====== Task inputs

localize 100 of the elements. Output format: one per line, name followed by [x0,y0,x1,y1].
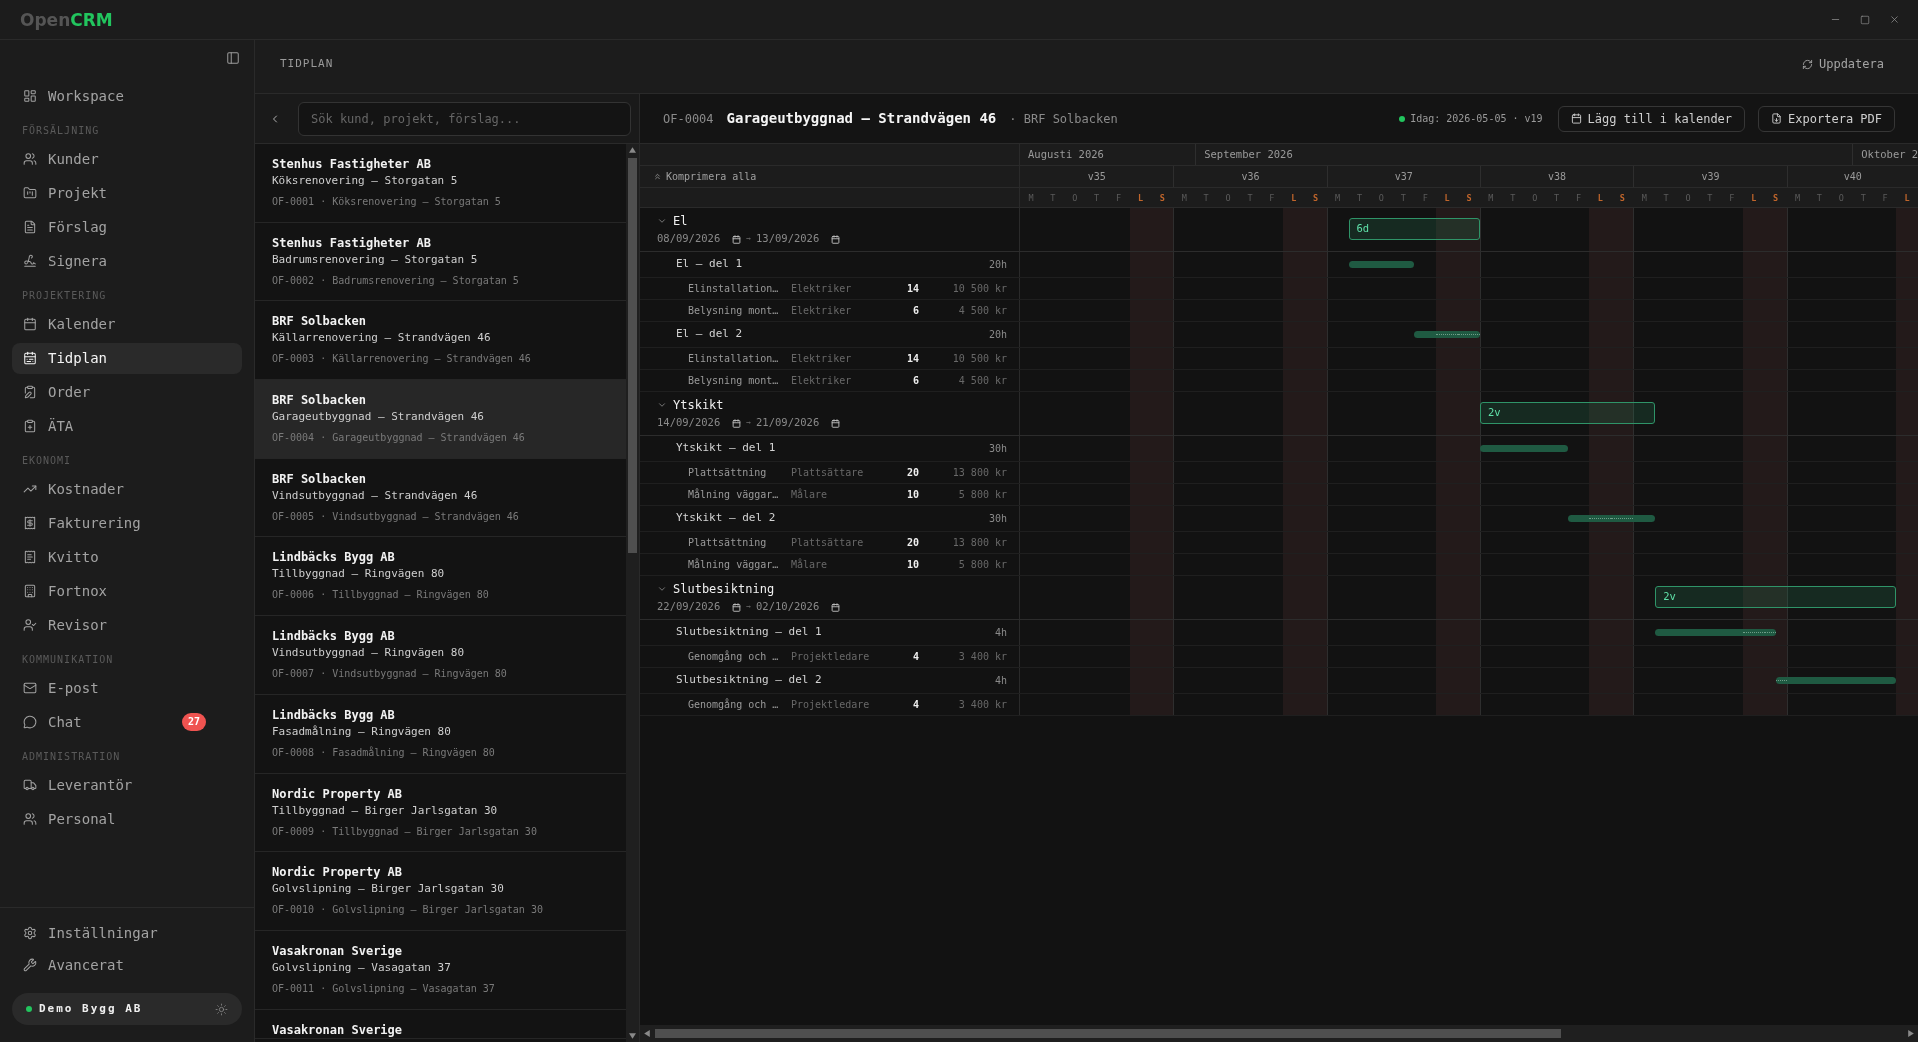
week-label: v35 [1086,170,1107,184]
sidebar-item[interactable]: Inställningar [12,917,242,948]
project-list-item[interactable]: BRF Solbacken Garageutbyggnad — Strandvägen 46 OF-0004 · Garageutbyggnad — Strandvägen 46 [255,380,626,459]
section-heading: KOMMUNIKATION [21,652,115,667]
project-reference: OF-0008 · Fasadmålning — Ringvägen 80 [272,745,496,760]
project-name: Köksrenovering — Storgatan 5 [272,173,459,189]
app-logo: OpenCRM [20,9,113,30]
sidebar-item[interactable]: Personal [12,803,242,835]
customer-name: Stenhus Fastigheter AB [272,156,432,172]
sidebar-item[interactable]: Projekt [12,177,242,209]
hours-text: 4h [994,626,1007,640]
task-name: Plattsättning [688,466,768,480]
project-name: Badrumsrenovering — Storgatan 5 [272,251,479,268]
mail-icon [23,681,37,695]
status-dot-icon [1399,115,1406,122]
sidebar-item[interactable]: Signera [12,245,242,277]
month-label: Oktober 2 [1852,144,1918,165]
month-label: September 2026 [1195,144,1853,165]
phase-bar[interactable]: 2v [1479,402,1656,424]
quantity-text: 4 [911,698,919,712]
clipboard-plus-icon [23,419,37,433]
collapse-all-button[interactable]: Komprimera alla [653,169,757,184]
chevron-down-icon[interactable] [657,400,667,410]
sun-icon[interactable] [215,1002,228,1016]
project-reference: OF-0003 · Källarrenovering — Strandvägen 46 [272,352,532,367]
part-name: El — del 2 [676,326,743,343]
truck-icon [23,778,37,792]
project-name: Tillbyggnad — Ringvägen 80 [272,566,446,583]
maximize-icon[interactable] [1860,14,1870,25]
task-bar[interactable] [1567,515,1656,522]
date-field[interactable]: 22/09/2026 [657,599,742,615]
scroll-left-icon[interactable] [644,1030,650,1037]
sidebar-item[interactable]: Fakturering [12,507,242,539]
sidebar-item[interactable]: Fortnox [12,575,242,607]
cost-text: 3 400 kr [957,650,1007,664]
sidebar-toggle-icon[interactable] [226,51,240,65]
sidebar-item[interactable]: E-post [12,672,242,704]
phase-bar[interactable]: 2v [1655,586,1897,608]
chevron-down-icon[interactable] [657,584,667,594]
scrollbar-thumb[interactable] [628,158,637,553]
role-text: Elektriker [791,282,853,296]
sidebar-item[interactable]: Workspace [12,80,242,112]
receipt-icon [23,516,37,530]
close-icon[interactable] [1889,14,1900,25]
date-field[interactable]: 14/09/2026 [657,415,742,431]
status-dot-icon [26,1006,32,1012]
project-reference: OF-0009 · Tillbyggnad — Birger Jarlsgatan 30 [272,824,538,839]
month-label: Augusti 2026 [1027,146,1105,162]
task-bar[interactable] [1414,331,1480,338]
week-label: v36 [1173,166,1327,187]
task-bar[interactable] [1655,629,1776,636]
sidebar-item[interactable]: ÄTA [12,410,242,442]
scrollbar[interactable] [640,1025,1918,1042]
calendar-icon [831,234,841,244]
project-name: Golvslipning — Birger Jarlsgatan 30 [272,881,505,898]
sidebar-item[interactable]: Avancerat [12,949,242,980]
cost-text: 4 500 kr [957,374,1007,388]
task-name: Plattsättning [688,536,768,550]
scroll-up-icon[interactable] [629,147,636,153]
customer-name: · BRF Solbacken [1009,110,1118,128]
cost-text: 10 500 kr [951,282,1007,296]
sidebar-item[interactable]: Förslag [12,211,242,243]
sidebar-item[interactable]: Revisor [12,609,242,641]
user-check-icon [23,618,37,632]
customer-name: Lindbäcks Bygg AB [272,628,396,645]
sidebar-item[interactable]: Tidplan [12,342,242,374]
calendar-icon [831,602,841,612]
scroll-right-icon[interactable] [1908,1030,1914,1037]
date-field[interactable]: 21/09/2026 [756,415,841,431]
part-name: Ytskikt — del 1 [676,440,776,457]
scroll-down-icon[interactable] [629,1033,636,1039]
sidebar-item[interactable]: Chat 27 [12,706,242,738]
phase-bar[interactable]: 6d [1348,218,1480,240]
scrollbar-thumb[interactable] [655,1029,1562,1038]
refresh-button[interactable]: Uppdatera [1801,55,1884,73]
role-text: Målare [791,487,829,502]
date-field[interactable]: 02/10/2026 [756,599,841,615]
calendar-button[interactable]: Lägg till i kalender [1557,105,1746,132]
dashboard-icon [23,89,37,103]
day-label: M [1488,192,1494,203]
company-name: Demo Bygg AB [39,1000,144,1017]
export-button[interactable]: Exportera PDF [1758,105,1895,132]
role-text: Elektriker [791,304,853,318]
role-text: Elektriker [791,352,853,366]
sidebar-item[interactable]: Order [12,376,242,408]
sidebar-item[interactable]: Leverantör [12,769,242,801]
customer-name: Lindbäcks Bygg AB [272,549,396,566]
project-reference: OF-0007 · Vindsutbyggnad — Ringvägen 80 [272,667,508,682]
date-field[interactable]: 08/09/2026 [657,231,742,247]
sidebar-item[interactable]: Kalender [12,308,242,340]
chevron-down-icon[interactable] [657,216,667,226]
hours-text: 20h [988,328,1007,342]
users-icon [23,812,37,826]
sidebar-item[interactable]: Kostnader [12,473,242,505]
search-field[interactable]: Sök kund, projekt, förslag... [298,101,631,136]
sidebar-item[interactable]: Kunder [12,143,242,175]
wrench-icon [23,957,37,972]
sidebar-item[interactable]: Kvitto [12,541,242,573]
scrollbar[interactable] [626,144,639,1042]
date-field[interactable]: 13/09/2026 [756,231,841,247]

============

- _What this task involves_: Write out all the items above again, changing every "sidebar-item" to "menu-item" and leaving everything else as it is. Leave the pictures out.

- _The output_:
localize 100 of the elements. Output format: one per line, name followed by [x0,y0,x1,y1].
week-label: v35 [1086,170,1107,184]
menu-item[interactable]: Inställningar [12,917,242,948]
project-list-item[interactable]: BRF Solbacken Garageutbyggnad — Strandvägen 46 OF-0004 · Garageutbyggnad — Strandvägen 46 [255,380,626,459]
section-heading: KOMMUNIKATION [21,652,115,667]
project-reference: OF-0008 · Fasadmålning — Ringvägen 80 [272,745,496,760]
project-name: Köksrenovering — Storgatan 5 [272,173,459,189]
app-logo: OpenCRM [20,9,113,30]
menu-item[interactable]: Personal [12,803,242,835]
customer-name: Stenhus Fastigheter AB [272,156,432,172]
menu-item[interactable]: Projekt [12,177,242,209]
hours-text: 4h [994,626,1007,640]
task-name: Plattsättning [688,466,768,480]
project-name: Badrumsrenovering — Storgatan 5 [272,251,479,268]
mail-icon [23,681,37,695]
status-dot-icon [1399,115,1406,122]
menu-item[interactable]: Signera [12,245,242,277]
month-label: Oktober 2 [1852,144,1918,165]
month-label: September 2026 [1195,144,1853,165]
phase-bar[interactable]: 2v [1479,402,1656,424]
quantity-text: 4 [911,698,919,712]
clipboard-plus-icon [23,419,37,433]
collapse-all-button[interactable]: Komprimera alla [653,169,757,184]
chevron-down-icon[interactable] [657,400,667,410]
sun-icon[interactable] [215,1002,228,1016]
project-reference: OF-0003 · Källarrenovering — Strandvägen 46 [272,352,532,367]
part-name: El — del 2 [676,326,743,343]
truck-icon [23,778,37,792]
project-name: Tillbyggnad — Ringvägen 80 [272,566,446,583]
maximize-icon[interactable] [1860,14,1870,25]
task-bar[interactable] [1567,515,1656,522]
date-field[interactable]: 22/09/2026 [657,599,742,615]
scroll-left-icon[interactable] [644,1030,650,1037]
menu-item[interactable]: Fakturering [12,507,242,539]
menu-item[interactable]: Fortnox [12,575,242,607]
cost-text: 3 400 kr [957,650,1007,664]
sidebar-toggle-icon[interactable] [226,51,240,65]
menu-item[interactable]: E-post [12,672,242,704]
phase-bar[interactable]: 2v [1655,586,1897,608]
chevron-down-icon[interactable] [657,584,667,594]
scrollbar-thumb[interactable] [628,158,637,553]
role-text: Elektriker [791,282,853,296]
menu-item[interactable]: Workspace [12,80,242,112]
receipt-icon [23,516,37,530]
close-icon[interactable] [1889,14,1900,25]
date-field[interactable]: 14/09/2026 [657,415,742,431]
status-dot-icon [26,1006,32,1012]
project-reference: OF-0009 · Tillbyggnad — Birger Jarlsgatan 30 [272,824,538,839]
month-label: Augusti 2026 [1027,146,1105,162]
task-bar[interactable] [1414,331,1480,338]
week-label: v36 [1173,166,1327,187]
task-bar[interactable] [1655,629,1776,636]
menu-item[interactable]: ÄTA [12,410,242,442]
scrollbar[interactable] [640,1025,1918,1042]
calendar-icon [831,234,841,244]
project-name: Golvslipning — Birger Jarlsgatan 30 [272,881,505,898]
menu-item[interactable]: Avancerat [12,949,242,980]
cost-text: 4 500 kr [957,374,1007,388]
task-name: Plattsättning [688,536,768,550]
scroll-up-icon[interactable] [629,147,636,153]
customer-name: · BRF Solbacken [1009,110,1118,128]
cost-text: 10 500 kr [951,282,1007,296]
menu-item[interactable]: Förslag [12,211,242,243]
menu-item[interactable]: Revisor [12,609,242,641]
user-check-icon [23,618,37,632]
customer-name: Lindbäcks Bygg AB [272,628,396,645]
menu-item[interactable]: Tidplan [12,342,242,374]
calendar-icon [831,602,841,612]
scroll-right-icon[interactable] [1908,1030,1914,1037]
date-field[interactable]: 21/09/2026 [756,415,841,431]
part-name: Ytskikt — del 1 [676,440,776,457]
scroll-down-icon[interactable] [629,1033,636,1039]
menu-item[interactable]: Chat 27 [12,706,242,738]
phase-bar[interactable]: 6d [1348,218,1480,240]
scrollbar-thumb[interactable] [655,1029,1562,1038]
refresh-button[interactable]: Uppdatera [1801,55,1884,73]
role-text: Målare [791,487,829,502]
date-field[interactable]: 02/10/2026 [756,599,841,615]
calendar-button[interactable]: Lägg till i kalender [1557,105,1746,132]
dashboard-icon [23,89,37,103]
day-label: M [1488,192,1494,203]
company-name: Demo Bygg AB [39,1000,144,1017]
export-button[interactable]: Exportera PDF [1758,105,1895,132]
role-text: Elektriker [791,304,853,318]
role-text: Elektriker [791,352,853,366]
menu-item[interactable]: Order [12,376,242,408]
menu-item[interactable]: Leverantör [12,769,242,801]
customer-name: Lindbäcks Bygg AB [272,549,396,566]
project-reference: OF-0007 · Vindsutbyggnad — Ringvägen 80 [272,667,508,682]
date-field[interactable]: 08/09/2026 [657,231,742,247]
menu-item[interactable]: Kalender [12,308,242,340]
chevron-down-icon[interactable] [657,216,667,226]
hours-text: 20h [988,328,1007,342]
users-icon [23,812,37,826]
menu-item[interactable]: Kostnader [12,473,242,505]
search-field[interactable]: Sök kund, projekt, förslag... [298,101,631,136]
menu-item[interactable]: Kunder [12,143,242,175]
wrench-icon [23,957,37,972]
menu-item[interactable]: Kvitto [12,541,242,573]
scrollbar[interactable] [626,144,639,1042]
date-field[interactable]: 13/09/2026 [756,231,841,247]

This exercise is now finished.